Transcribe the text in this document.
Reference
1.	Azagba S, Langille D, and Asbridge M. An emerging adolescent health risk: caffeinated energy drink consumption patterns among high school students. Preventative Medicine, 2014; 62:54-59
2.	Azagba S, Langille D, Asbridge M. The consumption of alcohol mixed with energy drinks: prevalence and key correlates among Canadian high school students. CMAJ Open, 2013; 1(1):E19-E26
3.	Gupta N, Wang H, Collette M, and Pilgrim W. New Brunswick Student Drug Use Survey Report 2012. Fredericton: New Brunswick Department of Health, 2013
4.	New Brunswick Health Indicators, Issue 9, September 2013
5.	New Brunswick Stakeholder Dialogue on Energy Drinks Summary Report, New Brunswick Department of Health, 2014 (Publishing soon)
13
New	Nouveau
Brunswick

TASK INSTRUCTIONS
What do the records say? Quote them all exactly.

WORKED SOLUTION
Transcribe the text in this document.
Reference
1.	Azagba S, Langille D, and Asbridge M. An emerging adolescent health risk: caffeinated energy drink consumption patterns among high school students. Preventative Medicine, 2014; 62:54-59
2.	Azagba S, Langille D, Asbridge M. The consumption of alcohol mixed with energy drinks: prevalence and key correlates among Canadian high school students. CMAJ Open, 2013; 1(1):E19-E26
3.	Gupta N, Wang H, Collette M, and Pilgrim W. New Brunswick Student Drug Use Survey Report 2012. Fredericton: New Brunswick Department of Health, 2013
4.	New Brunswick Health Indicators, Issue 9, September 2013
5.	New Brunswick Stakeholder Dialogue on Energy Drinks Summary Report, New Brunswick Department of Health, 2014 (Publishing soon)
13
New	Nouveau
Brunswick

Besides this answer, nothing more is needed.